--- begin ---
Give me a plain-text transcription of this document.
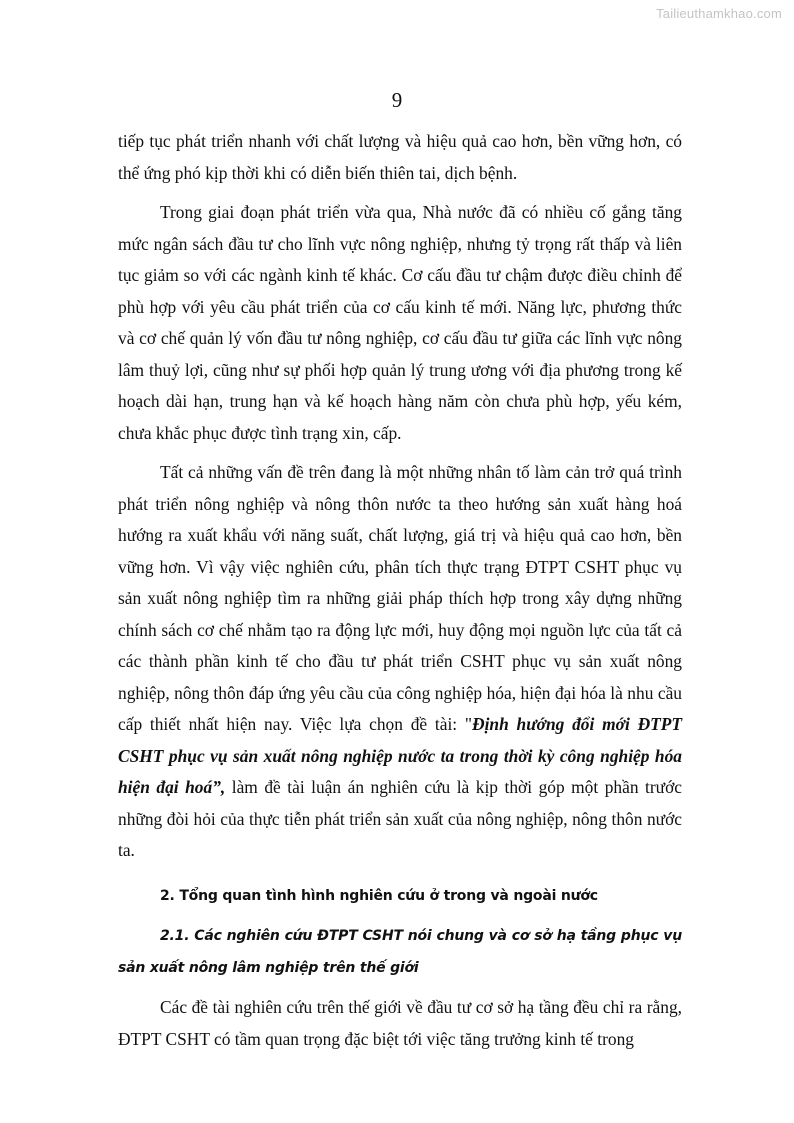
Tailieuthamkhao.com
9

tiếp tục phát triển nhanh với chất lượng và hiệu quả cao hơn, bền vững hơn, có thể ứng phó kịp thời khi có diễn biến thiên tai, dịch bệnh.

Trong giai đoạn phát triển vừa qua, Nhà nước đã có nhiều cố gắng tăng mức ngân sách đầu tư cho lĩnh vực nông nghiệp, nhưng tỷ trọng rất thấp và liên tục giảm so với các ngành kinh tế khác. Cơ cấu đầu tư chậm được điều chỉnh để phù hợp với yêu cầu phát triển của cơ cấu kinh tế mới. Năng lực, phương thức và cơ chế quản lý vốn đầu tư nông nghiệp, cơ cấu đầu tư giữa các lĩnh vực nông lâm thuỷ lợi, cũng như sự phối hợp quản lý trung ương với địa phương trong kế hoạch dài hạn, trung hạn và kế hoạch hàng năm còn chưa phù hợp, yếu kém, chưa khắc phục được tình trạng xin, cấp.

Tất cả những vấn đề trên đang là một những nhân tố làm cản trở quá trình phát triển nông nghiệp và nông thôn nước ta theo hướng sản xuất hàng hoá hướng ra xuất khẩu với năng suất, chất lượng, giá trị và hiệu quả cao hơn, bền vững hơn. Vì vậy việc nghiên cứu, phân tích thực trạng ĐTPT CSHT phục vụ sản xuất nông nghiệp tìm ra những giải pháp thích hợp trong xây dựng những chính sách cơ chế nhằm tạo ra động lực mới, huy động mọi nguồn lực của tất cả các thành phần kinh tế cho đầu tư phát triển CSHT phục vụ sản xuất nông nghiệp, nông thôn đáp ứng yêu cầu của công nghiệp hóa, hiện đại hóa là nhu cầu cấp thiết nhất hiện nay. Việc lựa chọn đề tài: "Định hướng đổi mới ĐTPT CSHT phục vụ sản xuất nông nghiệp nước ta trong thời kỳ công nghiệp hóa hiện đại hoá”, làm đề tài luận án nghiên cứu là kịp thời góp một phần trước những đòi hỏi của thực tiễn phát triển sản xuất của nông nghiệp, nông thôn nước ta.

2. Tổng quan tình hình nghiên cứu ở trong và ngoài nước

2.1. Các nghiên cứu ĐTPT CSHT nói chung và cơ sở hạ tầng phục vụ sản xuất nông lâm nghiệp trên thế giới

Các đề tài nghiên cứu trên thế giới về đầu tư cơ sở hạ tầng đều chỉ ra rằng, ĐTPT CSHT có tầm quan trọng đặc biệt tới việc tăng trưởng kinh tế trong
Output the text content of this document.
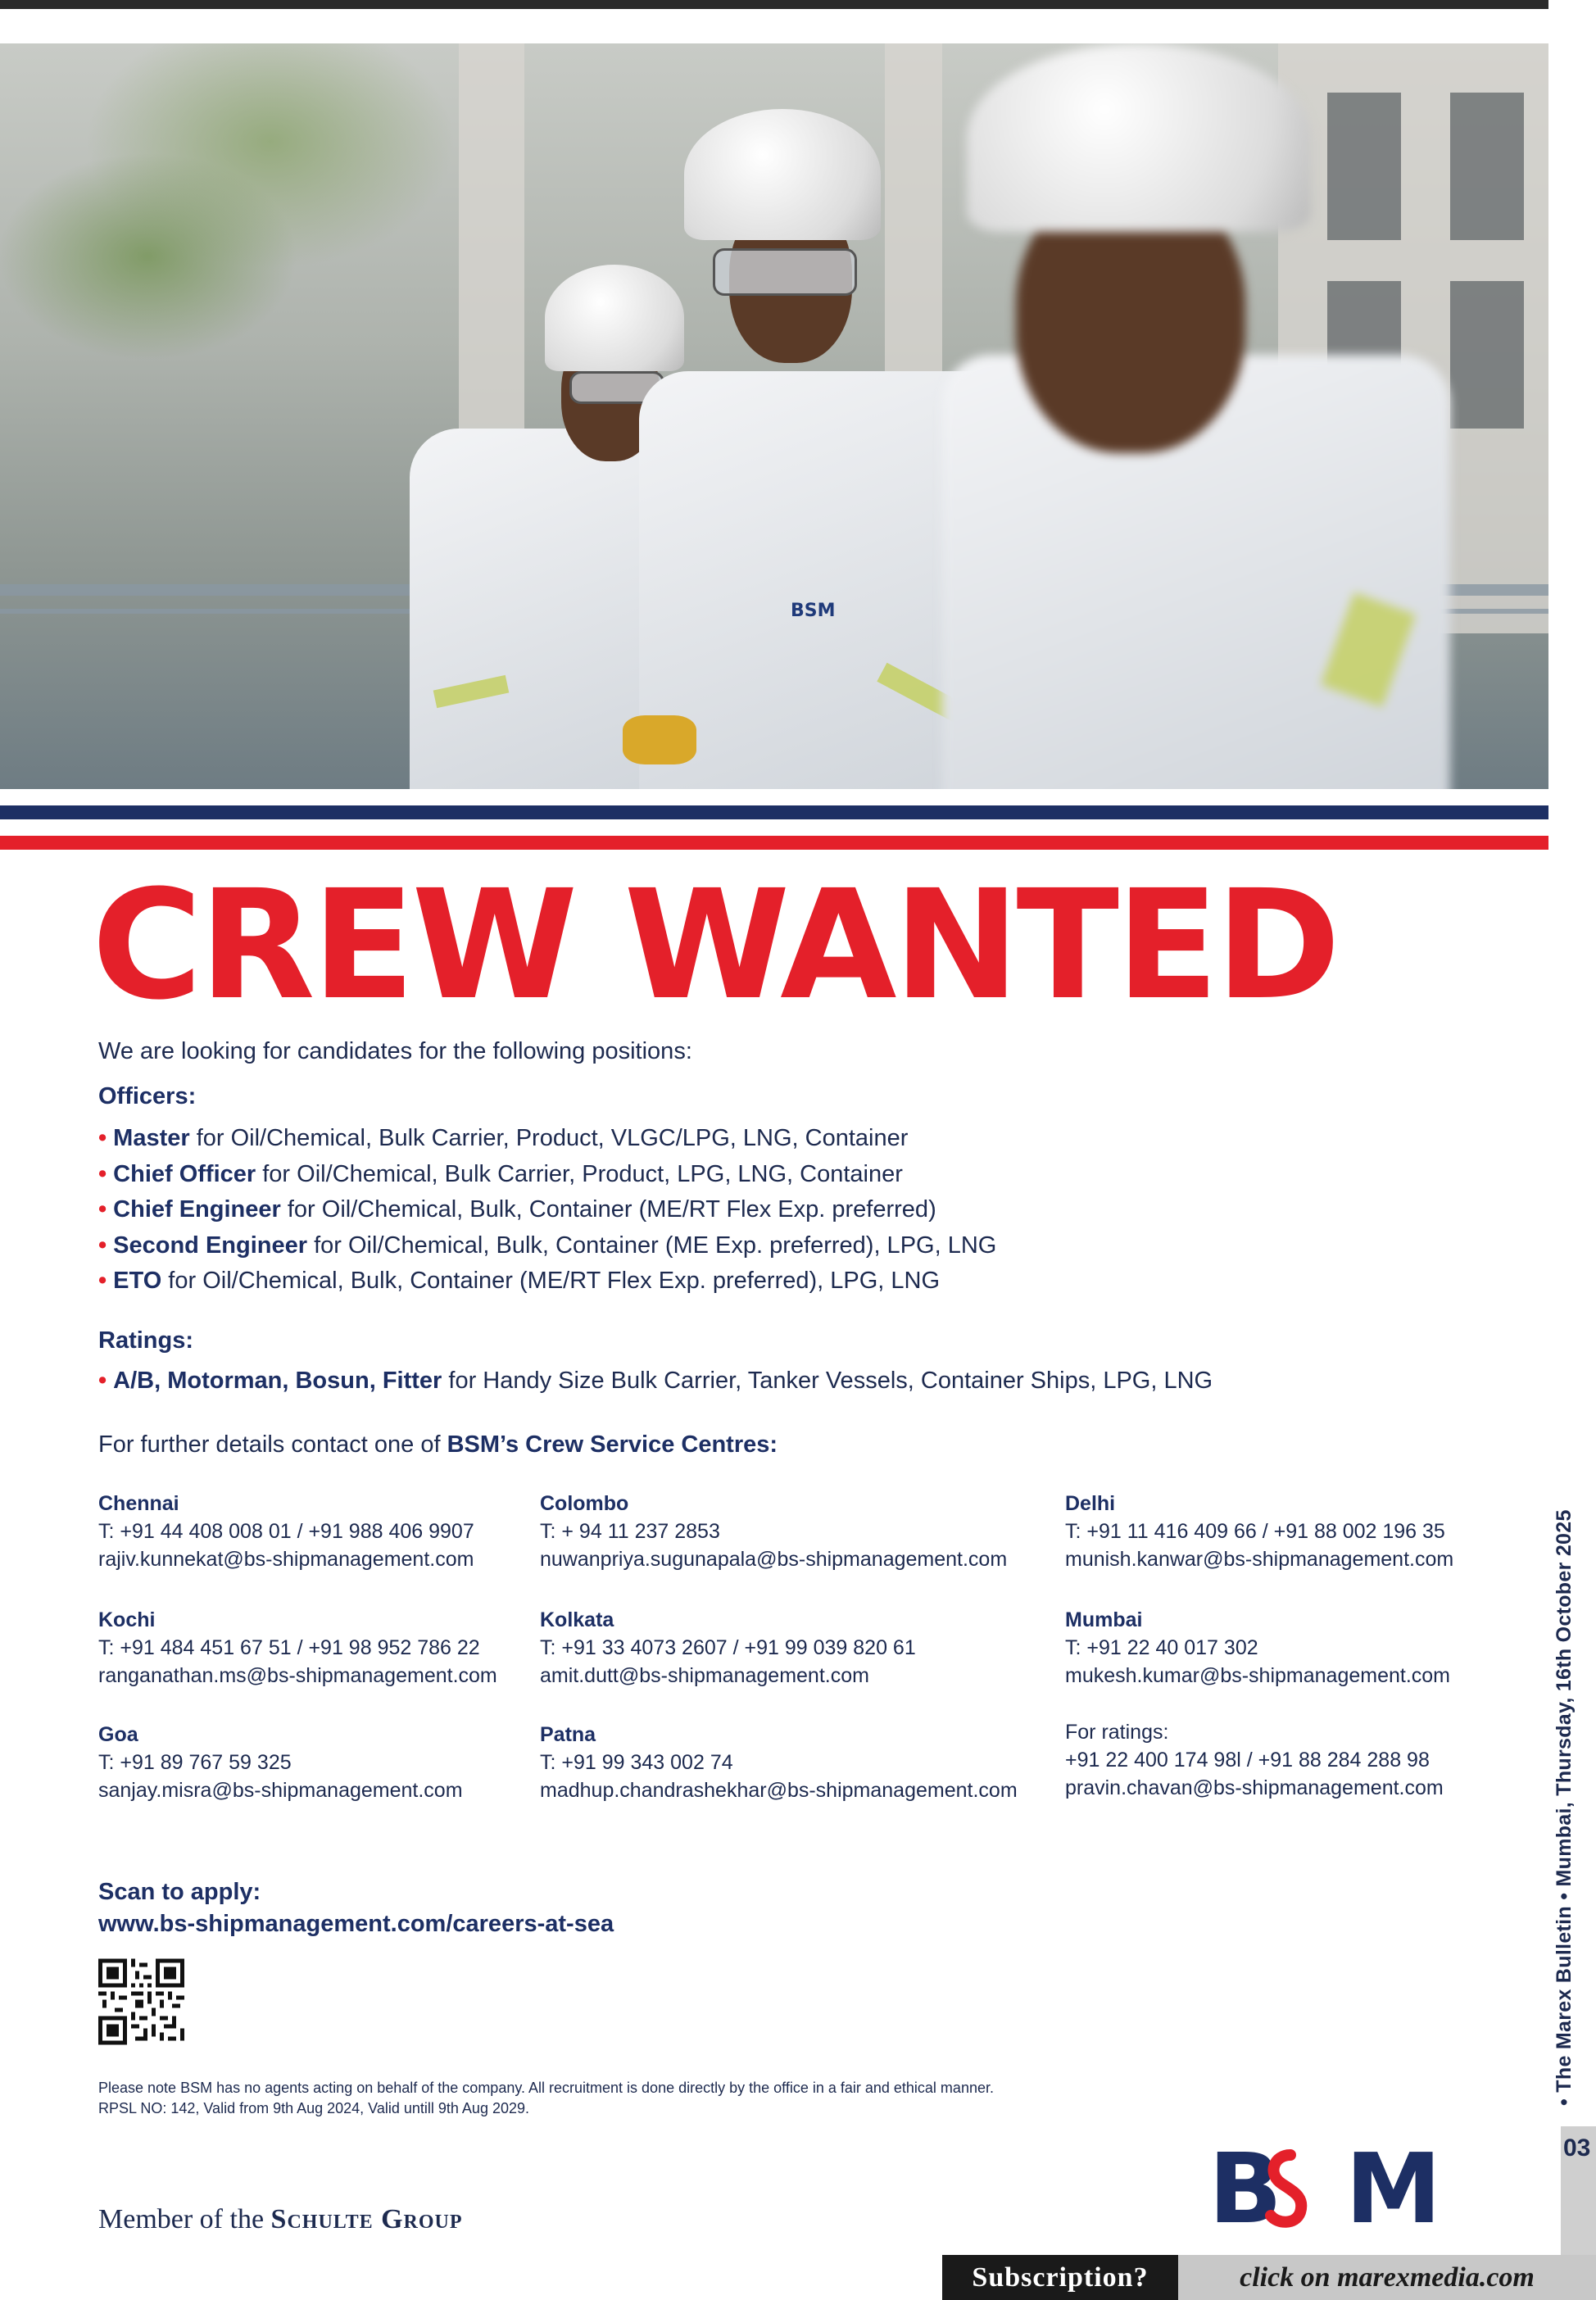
BSM
CREW WANTED
We are looking for candidates for the following positions:
Officers:
• Master for Oil/Chemical, Bulk Carrier, Product, VLGC/LPG, LNG, Container
• Chief Officer for Oil/Chemical, Bulk Carrier, Product, LPG, LNG, Container
• Chief Engineer for Oil/Chemical, Bulk, Container (ME/RT Flex Exp. preferred)
• Second Engineer for Oil/Chemical, Bulk, Container (ME Exp. preferred), LPG, LNG
• ETO for Oil/Chemical, Bulk, Container (ME/RT Flex Exp. preferred), LPG, LNG
Ratings:
• A/B, Motorman, Bosun, Fitter for Handy Size Bulk Carrier, Tanker Vessels, Container Ships, LPG, LNG
For further details contact one of BSM’s Crew Service Centres:
Chennai
T: +91 44 408 008 01 / +91 988 406 9907
rajiv.kunnekat@bs-shipmanagement.com
Kochi
T: +91 484 451 67 51 / +91 98 952 786 22
ranganathan.ms@bs-shipmanagement.com
Goa
T: +91 89 767 59 325
sanjay.misra@bs-shipmanagement.com
Colombo
T: + 94 11 237 2853
nuwanpriya.sugunapala@bs-shipmanagement.com
Kolkata
T: +91 33 4073 2607 / +91 99 039 820 61
amit.dutt@bs-shipmanagement.com
Patna
T: +91 99 343 002 74
madhup.chandrashekhar@bs-shipmanagement.com
Delhi
T: +91 11 416 409 66 / +91 88 002 196 35
munish.kanwar@bs-shipmanagement.com
Mumbai
T: +91 22 40 017 302
mukesh.kumar@bs-shipmanagement.com
For ratings:
+91 22 400 174 98l / +91 88 284 288 98
pravin.chavan@bs-shipmanagement.com
Scan to apply:
www.bs-shipmanagement.com/careers-at-sea
Please note BSM has no agents acting on behalf of the company. All recruitment is done directly by the office in a fair and ethical manner.
RPSL NO: 142, Valid from 9th Aug 2024, Valid untill 9th Aug 2029.
Member of the Schulte Group	BSM	03
• The Marex Bulletin • Mumbai, Thursday, 16th October 2025
Subscription?	click on marexmedia.com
--- end ---
**WHAT TO DO:** Filter the records for lines holding the string "preferred". Copy each one.

**TASK ANSWER:**
• Chief Engineer for Oil/Chemical, Bulk, Container (ME/RT Flex Exp. preferred)
• Second Engineer for Oil/Chemical, Bulk, Container (ME Exp. preferred), LPG, LNG
• ETO for Oil/Chemical, Bulk, Container (ME/RT Flex Exp. preferred), LPG, LNG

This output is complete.